Set problem:
Your task is to output the entries below word for word.

** start Records shown **

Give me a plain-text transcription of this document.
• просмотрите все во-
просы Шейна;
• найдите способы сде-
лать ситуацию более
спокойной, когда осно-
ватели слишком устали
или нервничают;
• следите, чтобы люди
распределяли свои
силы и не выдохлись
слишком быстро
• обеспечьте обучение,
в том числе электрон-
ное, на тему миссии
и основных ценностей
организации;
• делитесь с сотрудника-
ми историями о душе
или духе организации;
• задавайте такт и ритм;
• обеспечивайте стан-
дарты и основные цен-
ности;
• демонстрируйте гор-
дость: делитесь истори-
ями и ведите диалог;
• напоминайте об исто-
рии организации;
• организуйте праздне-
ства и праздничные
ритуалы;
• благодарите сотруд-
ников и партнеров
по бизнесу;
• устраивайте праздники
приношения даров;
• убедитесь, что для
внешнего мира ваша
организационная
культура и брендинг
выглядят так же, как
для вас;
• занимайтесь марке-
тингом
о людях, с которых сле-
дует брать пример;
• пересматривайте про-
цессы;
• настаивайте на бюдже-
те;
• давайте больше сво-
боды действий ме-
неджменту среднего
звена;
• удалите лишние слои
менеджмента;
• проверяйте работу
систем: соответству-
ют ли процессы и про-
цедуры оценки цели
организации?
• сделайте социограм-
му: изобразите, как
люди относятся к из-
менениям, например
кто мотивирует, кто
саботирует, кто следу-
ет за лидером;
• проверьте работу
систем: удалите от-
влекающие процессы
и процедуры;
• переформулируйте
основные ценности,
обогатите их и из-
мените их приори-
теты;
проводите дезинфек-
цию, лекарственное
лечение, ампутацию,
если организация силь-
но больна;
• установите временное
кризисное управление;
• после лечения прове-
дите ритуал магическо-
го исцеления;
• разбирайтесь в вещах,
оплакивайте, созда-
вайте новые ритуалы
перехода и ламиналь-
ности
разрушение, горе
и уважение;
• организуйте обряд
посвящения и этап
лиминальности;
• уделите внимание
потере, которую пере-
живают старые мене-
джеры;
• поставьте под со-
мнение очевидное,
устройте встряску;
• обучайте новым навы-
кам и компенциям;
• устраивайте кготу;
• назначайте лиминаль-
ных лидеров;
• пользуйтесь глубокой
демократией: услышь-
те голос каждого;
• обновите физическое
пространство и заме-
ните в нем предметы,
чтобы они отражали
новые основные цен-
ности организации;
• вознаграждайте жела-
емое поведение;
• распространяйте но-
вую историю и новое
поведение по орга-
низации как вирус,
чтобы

** end Records shown **

Solution:
Give me a plain-text transcription of this document.
• просмотрите все во-
просы Шейна;
• найдите способы сде-
лать ситуацию более
спокойной, когда осно-
ватели слишком устали
или нервничают;
• следите, чтобы люди
распределяли свои
силы и не выдохлись
слишком быстро
• обеспечьте обучение,
в том числе электрон-
ное, на тему миссии
и основных ценностей
организации;
• делитесь с сотрудника-
ми историями о душе
или духе организации;
• задавайте такт и ритм;
• обеспечивайте стан-
дарты и основные цен-
ности;
• демонстрируйте гор-
дость: делитесь истори-
ями и ведите диалог;
• напоминайте об исто-
рии организации;
• организуйте праздне-
ства и праздничные
ритуалы;
• благодарите сотруд-
ников и партнеров
по бизнесу;
• устраивайте праздники
приношения даров;
• убедитесь, что для
внешнего мира ваша
организационная
культура и брендинг
выглядят так же, как
для вас;
• занимайтесь марке-
тингом
о людях, с которых сле-
дует брать пример;
• пересматривайте про-
цессы;
• настаивайте на бюдже-
те;
• давайте больше сво-
боды действий ме-
неджменту среднего
звена;
• удалите лишние слои
менеджмента;
• проверяйте работу
систем: соответству-
ют ли процессы и про-
цедуры оценки цели
организации?
• сделайте социограм-
му: изобразите, как
люди относятся к из-
менениям, например
кто мотивирует, кто
саботирует, кто следу-
ет за лидером;
• проверьте работу
систем: удалите от-
влекающие процессы
и процедуры;
• переформулируйте
основные ценности,
обогатите их и из-
мените их приори-
теты;
проводите дезинфек-
цию, лекарственное
лечение, ампутацию,
если организация силь-
но больна;
• установите временное
кризисное управление;
• после лечения прове-
дите ритуал магическо-
го исцеления;
• разбирайтесь в вещах,
оплакивайте, созда-
вайте новые ритуалы
перехода и ламиналь-
ности
разрушение, горе
и уважение;
• организуйте обряд
посвящения и этап
лиминальности;
• уделите внимание
потере, которую пере-
живают старые мене-
джеры;
• поставьте под со-
мнение очевидное,
устройте встряску;
• обучайте новым навы-
кам и компенциям;
• устраивайте кготу;
• назначайте лиминаль-
ных лидеров;
• пользуйтесь глубокой
демократией: услышь-
те голос каждого;
• обновите физическое
пространство и заме-
ните в нем предметы,
чтобы они отражали
новые основные цен-
ности организации;
• вознаграждайте жела-
емое поведение;
• распространяйте но-
вую историю и новое
поведение по орга-
низации как вирус,
чтобы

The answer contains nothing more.